◆ Stated task ◆
Write the data out again exactly, with no pictures.
-- start --
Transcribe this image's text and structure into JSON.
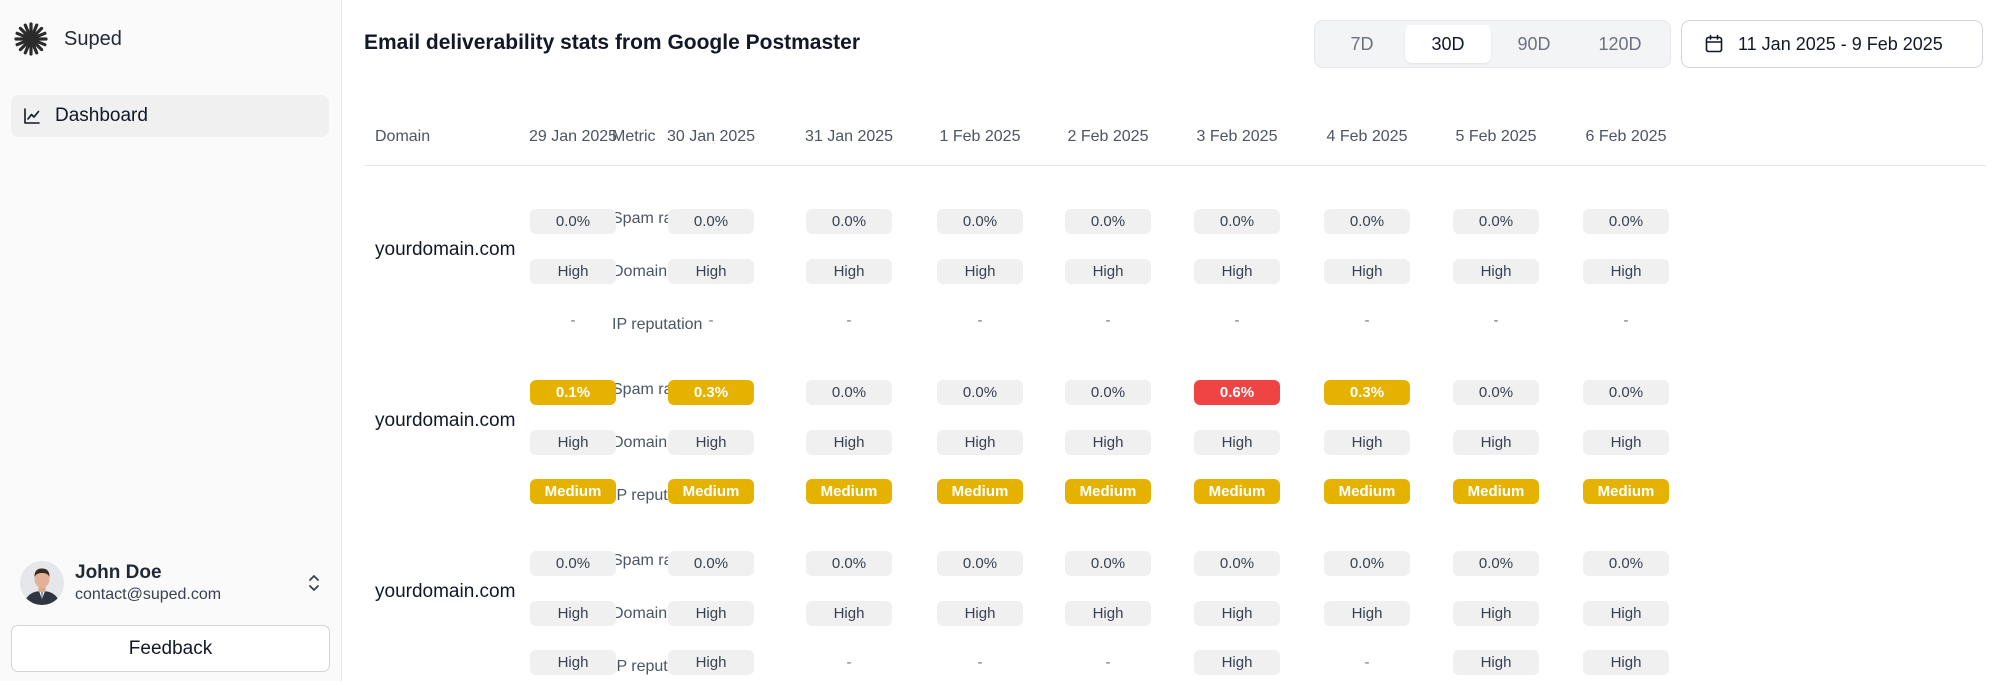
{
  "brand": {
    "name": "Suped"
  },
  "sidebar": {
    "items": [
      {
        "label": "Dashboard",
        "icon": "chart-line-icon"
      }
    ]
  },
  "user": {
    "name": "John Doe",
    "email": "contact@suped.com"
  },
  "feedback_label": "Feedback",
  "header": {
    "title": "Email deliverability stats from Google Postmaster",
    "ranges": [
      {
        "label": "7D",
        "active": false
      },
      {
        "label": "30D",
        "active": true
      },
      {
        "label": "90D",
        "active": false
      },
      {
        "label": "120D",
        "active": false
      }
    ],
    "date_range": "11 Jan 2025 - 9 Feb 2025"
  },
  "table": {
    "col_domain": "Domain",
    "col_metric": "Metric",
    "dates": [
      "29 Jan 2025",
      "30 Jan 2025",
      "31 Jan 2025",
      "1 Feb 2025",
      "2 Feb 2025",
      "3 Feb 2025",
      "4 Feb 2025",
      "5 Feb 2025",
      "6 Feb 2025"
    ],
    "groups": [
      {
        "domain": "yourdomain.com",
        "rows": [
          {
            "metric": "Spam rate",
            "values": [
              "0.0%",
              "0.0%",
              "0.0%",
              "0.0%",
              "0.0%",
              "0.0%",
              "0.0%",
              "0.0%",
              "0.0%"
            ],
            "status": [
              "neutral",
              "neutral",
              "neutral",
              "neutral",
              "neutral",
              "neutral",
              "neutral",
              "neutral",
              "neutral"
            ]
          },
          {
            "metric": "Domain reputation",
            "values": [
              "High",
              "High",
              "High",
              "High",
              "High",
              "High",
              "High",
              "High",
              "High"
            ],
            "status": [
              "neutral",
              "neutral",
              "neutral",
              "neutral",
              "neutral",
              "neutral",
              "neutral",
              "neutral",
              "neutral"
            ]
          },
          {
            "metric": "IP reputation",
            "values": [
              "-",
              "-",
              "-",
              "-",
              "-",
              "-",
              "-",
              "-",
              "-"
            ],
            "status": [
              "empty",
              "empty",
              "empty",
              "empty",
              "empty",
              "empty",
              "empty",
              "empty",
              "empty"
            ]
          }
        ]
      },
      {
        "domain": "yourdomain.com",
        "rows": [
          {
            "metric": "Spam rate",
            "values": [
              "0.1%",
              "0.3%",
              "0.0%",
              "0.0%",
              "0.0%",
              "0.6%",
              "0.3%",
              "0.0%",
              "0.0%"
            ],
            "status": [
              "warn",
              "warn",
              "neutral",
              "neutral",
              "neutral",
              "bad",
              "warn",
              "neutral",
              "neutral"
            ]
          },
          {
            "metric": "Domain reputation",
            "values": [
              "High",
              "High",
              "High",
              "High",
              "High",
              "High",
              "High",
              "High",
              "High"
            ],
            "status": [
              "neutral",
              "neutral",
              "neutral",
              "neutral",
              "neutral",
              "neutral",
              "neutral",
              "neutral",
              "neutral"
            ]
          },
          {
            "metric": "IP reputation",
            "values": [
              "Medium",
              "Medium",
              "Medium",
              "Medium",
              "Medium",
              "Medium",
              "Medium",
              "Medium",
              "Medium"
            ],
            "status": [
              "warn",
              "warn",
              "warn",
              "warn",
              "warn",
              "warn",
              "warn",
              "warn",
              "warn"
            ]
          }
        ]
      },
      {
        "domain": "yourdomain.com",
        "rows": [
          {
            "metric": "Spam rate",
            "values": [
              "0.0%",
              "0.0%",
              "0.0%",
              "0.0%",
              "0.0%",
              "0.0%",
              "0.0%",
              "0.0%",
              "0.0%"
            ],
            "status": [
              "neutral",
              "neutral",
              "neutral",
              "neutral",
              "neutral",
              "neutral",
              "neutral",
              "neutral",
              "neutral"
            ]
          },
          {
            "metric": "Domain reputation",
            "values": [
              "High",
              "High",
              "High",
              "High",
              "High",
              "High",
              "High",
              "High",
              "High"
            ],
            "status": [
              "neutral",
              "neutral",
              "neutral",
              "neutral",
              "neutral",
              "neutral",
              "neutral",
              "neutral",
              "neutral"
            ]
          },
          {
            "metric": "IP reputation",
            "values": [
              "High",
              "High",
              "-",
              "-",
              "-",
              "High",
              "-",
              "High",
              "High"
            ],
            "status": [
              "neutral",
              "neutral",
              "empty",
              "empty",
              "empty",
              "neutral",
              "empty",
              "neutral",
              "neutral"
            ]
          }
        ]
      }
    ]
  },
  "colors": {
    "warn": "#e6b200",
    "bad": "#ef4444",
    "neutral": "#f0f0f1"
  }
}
-- end --
◆ Reply to the task ◆
Transcribe this image's text and structure into JSON.
{
  "brand": {
    "name": "Suped"
  },
  "sidebar": {
    "items": [
      {
        "label": "Dashboard",
        "icon": "chart-line-icon"
      }
    ]
  },
  "user": {
    "name": "John Doe",
    "email": "contact@suped.com"
  },
  "feedback_label": "Feedback",
  "header": {
    "title": "Email deliverability stats from Google Postmaster",
    "ranges": [
      {
        "label": "7D",
        "active": false
      },
      {
        "label": "30D",
        "active": true
      },
      {
        "label": "90D",
        "active": false
      },
      {
        "label": "120D",
        "active": false
      }
    ],
    "date_range": "11 Jan 2025 - 9 Feb 2025"
  },
  "table": {
    "col_domain": "Domain",
    "col_metric": "Metric",
    "dates": [
      "29 Jan 2025",
      "30 Jan 2025",
      "31 Jan 2025",
      "1 Feb 2025",
      "2 Feb 2025",
      "3 Feb 2025",
      "4 Feb 2025",
      "5 Feb 2025",
      "6 Feb 2025"
    ],
    "groups": [
      {
        "domain": "yourdomain.com",
        "rows": [
          {
            "metric": "Spam rate",
            "values": [
              "0.0%",
              "0.0%",
              "0.0%",
              "0.0%",
              "0.0%",
              "0.0%",
              "0.0%",
              "0.0%",
              "0.0%"
            ],
            "status": [
              "neutral",
              "neutral",
              "neutral",
              "neutral",
              "neutral",
              "neutral",
              "neutral",
              "neutral",
              "neutral"
            ]
          },
          {
            "metric": "Domain reputation",
            "values": [
              "High",
              "High",
              "High",
              "High",
              "High",
              "High",
              "High",
              "High",
              "High"
            ],
            "status": [
              "neutral",
              "neutral",
              "neutral",
              "neutral",
              "neutral",
              "neutral",
              "neutral",
              "neutral",
              "neutral"
            ]
          },
          {
            "metric": "IP reputation",
            "values": [
              "-",
              "-",
              "-",
              "-",
              "-",
              "-",
              "-",
              "-",
              "-"
            ],
            "status": [
              "empty",
              "empty",
              "empty",
              "empty",
              "empty",
              "empty",
              "empty",
              "empty",
              "empty"
            ]
          }
        ]
      },
      {
        "domain": "yourdomain.com",
        "rows": [
          {
            "metric": "Spam rate",
            "values": [
              "0.1%",
              "0.3%",
              "0.0%",
              "0.0%",
              "0.0%",
              "0.6%",
              "0.3%",
              "0.0%",
              "0.0%"
            ],
            "status": [
              "warn",
              "warn",
              "neutral",
              "neutral",
              "neutral",
              "bad",
              "warn",
              "neutral",
              "neutral"
            ]
          },
          {
            "metric": "Domain reputation",
            "values": [
              "High",
              "High",
              "High",
              "High",
              "High",
              "High",
              "High",
              "High",
              "High"
            ],
            "status": [
              "neutral",
              "neutral",
              "neutral",
              "neutral",
              "neutral",
              "neutral",
              "neutral",
              "neutral",
              "neutral"
            ]
          },
          {
            "metric": "IP reputation",
            "values": [
              "Medium",
              "Medium",
              "Medium",
              "Medium",
              "Medium",
              "Medium",
              "Medium",
              "Medium",
              "Medium"
            ],
            "status": [
              "warn",
              "warn",
              "warn",
              "warn",
              "warn",
              "warn",
              "warn",
              "warn",
              "warn"
            ]
          }
        ]
      },
      {
        "domain": "yourdomain.com",
        "rows": [
          {
            "metric": "Spam rate",
            "values": [
              "0.0%",
              "0.0%",
              "0.0%",
              "0.0%",
              "0.0%",
              "0.0%",
              "0.0%",
              "0.0%",
              "0.0%"
            ],
            "status": [
              "neutral",
              "neutral",
              "neutral",
              "neutral",
              "neutral",
              "neutral",
              "neutral",
              "neutral",
              "neutral"
            ]
          },
          {
            "metric": "Domain reputation",
            "values": [
              "High",
              "High",
              "High",
              "High",
              "High",
              "High",
              "High",
              "High",
              "High"
            ],
            "status": [
              "neutral",
              "neutral",
              "neutral",
              "neutral",
              "neutral",
              "neutral",
              "neutral",
              "neutral",
              "neutral"
            ]
          },
          {
            "metric": "IP reputation",
            "values": [
              "High",
              "High",
              "-",
              "-",
              "-",
              "High",
              "-",
              "High",
              "High"
            ],
            "status": [
              "neutral",
              "neutral",
              "empty",
              "empty",
              "empty",
              "neutral",
              "empty",
              "neutral",
              "neutral"
            ]
          }
        ]
      }
    ]
  },
  "colors": {
    "warn": "#e6b200",
    "bad": "#ef4444",
    "neutral": "#f0f0f1"
  }
}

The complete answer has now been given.